[Dataset records on visual material]
....................
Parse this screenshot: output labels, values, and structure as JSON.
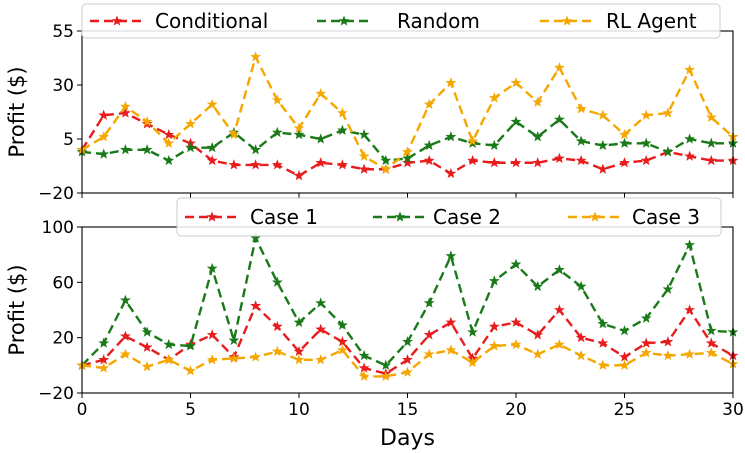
{
  "chart_data": [
    {
      "type": "line",
      "xlabel": "",
      "ylabel": "Profit ($)",
      "xlim": [
        0,
        30
      ],
      "ylim": [
        -20,
        55
      ],
      "yticks": [
        -20,
        5,
        30,
        55
      ],
      "xticks": [
        0,
        5,
        10,
        15,
        20,
        25,
        30
      ],
      "show_xtick_labels": false,
      "grid": false,
      "legend": "top, horizontal",
      "x": [
        0,
        1,
        2,
        3,
        4,
        5,
        6,
        7,
        8,
        9,
        10,
        11,
        12,
        13,
        14,
        15,
        16,
        17,
        18,
        19,
        20,
        21,
        22,
        23,
        24,
        25,
        26,
        27,
        28,
        29,
        30
      ],
      "series": [
        {
          "name": "Conditional",
          "color": "#e81c1c",
          "values": [
            0,
            16,
            17,
            12,
            7,
            3,
            -5,
            -7,
            -7,
            -7,
            -12,
            -6,
            -7,
            -9,
            -9,
            -6,
            -5,
            -11,
            -5,
            -6,
            -6,
            -6,
            -4,
            -5,
            -9,
            -6,
            -5,
            -1,
            -3,
            -5,
            -5
          ]
        },
        {
          "name": "Random",
          "color": "#1a7a1a",
          "values": [
            -1,
            -2,
            0,
            0,
            -5,
            1,
            1,
            8,
            0,
            8,
            7,
            5,
            9,
            7,
            -5,
            -4,
            2,
            6,
            3,
            2,
            13,
            6,
            14,
            4,
            2,
            3,
            3,
            -1,
            5,
            3,
            3
          ]
        },
        {
          "name": "RL Agent",
          "color": "#f5a700",
          "values": [
            0,
            6,
            20,
            13,
            3,
            12,
            21,
            7,
            43,
            23,
            10,
            26,
            17,
            -3,
            -9,
            -1,
            21,
            31,
            4,
            24,
            31,
            22,
            38,
            19,
            16,
            7,
            16,
            17,
            37,
            15,
            6
          ]
        }
      ]
    },
    {
      "type": "line",
      "xlabel": "Days",
      "ylabel": "Profit ($)",
      "xlim": [
        0,
        30
      ],
      "ylim": [
        -20,
        100
      ],
      "yticks": [
        -20,
        20,
        60,
        100
      ],
      "xticks": [
        0,
        5,
        10,
        15,
        20,
        25,
        30
      ],
      "show_xtick_labels": true,
      "grid": false,
      "legend": "top, horizontal",
      "x": [
        0,
        1,
        2,
        3,
        4,
        5,
        6,
        7,
        8,
        9,
        10,
        11,
        12,
        13,
        14,
        15,
        16,
        17,
        18,
        19,
        20,
        21,
        22,
        23,
        24,
        25,
        26,
        27,
        28,
        29,
        30
      ],
      "series": [
        {
          "name": "Case 1",
          "color": "#e81c1c",
          "values": [
            0,
            4,
            21,
            13,
            4,
            15,
            22,
            6,
            43,
            28,
            10,
            26,
            17,
            -2,
            -6,
            4,
            22,
            31,
            5,
            28,
            31,
            22,
            40,
            20,
            16,
            6,
            16,
            17,
            40,
            16,
            7
          ]
        },
        {
          "name": "Case 2",
          "color": "#1a7a1a",
          "values": [
            0,
            16,
            47,
            24,
            15,
            14,
            70,
            18,
            92,
            60,
            31,
            45,
            29,
            7,
            0,
            17,
            45,
            79,
            24,
            61,
            73,
            57,
            69,
            57,
            30,
            25,
            34,
            55,
            87,
            25,
            24
          ]
        },
        {
          "name": "Case 3",
          "color": "#f5a700",
          "values": [
            0,
            -2,
            8,
            -1,
            4,
            -4,
            4,
            5,
            6,
            10,
            4,
            4,
            11,
            -8,
            -8,
            -5,
            8,
            11,
            2,
            14,
            15,
            8,
            15,
            7,
            0,
            0,
            9,
            7,
            8,
            9,
            1
          ]
        }
      ]
    }
  ]
}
....................
- [Exercise instructions]
Reproduce every record above exactly, but leave out the pictures.

- [Written response]
Parse this screenshot: output labels, values, and structure as JSON.
{
  "chart_data": [
    {
      "type": "line",
      "xlabel": "",
      "ylabel": "Profit ($)",
      "xlim": [
        0,
        30
      ],
      "ylim": [
        -20,
        55
      ],
      "yticks": [
        -20,
        5,
        30,
        55
      ],
      "xticks": [
        0,
        5,
        10,
        15,
        20,
        25,
        30
      ],
      "show_xtick_labels": false,
      "grid": false,
      "legend": "top, horizontal",
      "x": [
        0,
        1,
        2,
        3,
        4,
        5,
        6,
        7,
        8,
        9,
        10,
        11,
        12,
        13,
        14,
        15,
        16,
        17,
        18,
        19,
        20,
        21,
        22,
        23,
        24,
        25,
        26,
        27,
        28,
        29,
        30
      ],
      "series": [
        {
          "name": "Conditional",
          "color": "#e81c1c",
          "values": [
            0,
            16,
            17,
            12,
            7,
            3,
            -5,
            -7,
            -7,
            -7,
            -12,
            -6,
            -7,
            -9,
            -9,
            -6,
            -5,
            -11,
            -5,
            -6,
            -6,
            -6,
            -4,
            -5,
            -9,
            -6,
            -5,
            -1,
            -3,
            -5,
            -5
          ]
        },
        {
          "name": "Random",
          "color": "#1a7a1a",
          "values": [
            -1,
            -2,
            0,
            0,
            -5,
            1,
            1,
            8,
            0,
            8,
            7,
            5,
            9,
            7,
            -5,
            -4,
            2,
            6,
            3,
            2,
            13,
            6,
            14,
            4,
            2,
            3,
            3,
            -1,
            5,
            3,
            3
          ]
        },
        {
          "name": "RL Agent",
          "color": "#f5a700",
          "values": [
            0,
            6,
            20,
            13,
            3,
            12,
            21,
            7,
            43,
            23,
            10,
            26,
            17,
            -3,
            -9,
            -1,
            21,
            31,
            4,
            24,
            31,
            22,
            38,
            19,
            16,
            7,
            16,
            17,
            37,
            15,
            6
          ]
        }
      ]
    },
    {
      "type": "line",
      "xlabel": "Days",
      "ylabel": "Profit ($)",
      "xlim": [
        0,
        30
      ],
      "ylim": [
        -20,
        100
      ],
      "yticks": [
        -20,
        20,
        60,
        100
      ],
      "xticks": [
        0,
        5,
        10,
        15,
        20,
        25,
        30
      ],
      "show_xtick_labels": true,
      "grid": false,
      "legend": "top, horizontal",
      "x": [
        0,
        1,
        2,
        3,
        4,
        5,
        6,
        7,
        8,
        9,
        10,
        11,
        12,
        13,
        14,
        15,
        16,
        17,
        18,
        19,
        20,
        21,
        22,
        23,
        24,
        25,
        26,
        27,
        28,
        29,
        30
      ],
      "series": [
        {
          "name": "Case 1",
          "color": "#e81c1c",
          "values": [
            0,
            4,
            21,
            13,
            4,
            15,
            22,
            6,
            43,
            28,
            10,
            26,
            17,
            -2,
            -6,
            4,
            22,
            31,
            5,
            28,
            31,
            22,
            40,
            20,
            16,
            6,
            16,
            17,
            40,
            16,
            7
          ]
        },
        {
          "name": "Case 2",
          "color": "#1a7a1a",
          "values": [
            0,
            16,
            47,
            24,
            15,
            14,
            70,
            18,
            92,
            60,
            31,
            45,
            29,
            7,
            0,
            17,
            45,
            79,
            24,
            61,
            73,
            57,
            69,
            57,
            30,
            25,
            34,
            55,
            87,
            25,
            24
          ]
        },
        {
          "name": "Case 3",
          "color": "#f5a700",
          "values": [
            0,
            -2,
            8,
            -1,
            4,
            -4,
            4,
            5,
            6,
            10,
            4,
            4,
            11,
            -8,
            -8,
            -5,
            8,
            11,
            2,
            14,
            15,
            8,
            15,
            7,
            0,
            0,
            9,
            7,
            8,
            9,
            1
          ]
        }
      ]
    }
  ]
}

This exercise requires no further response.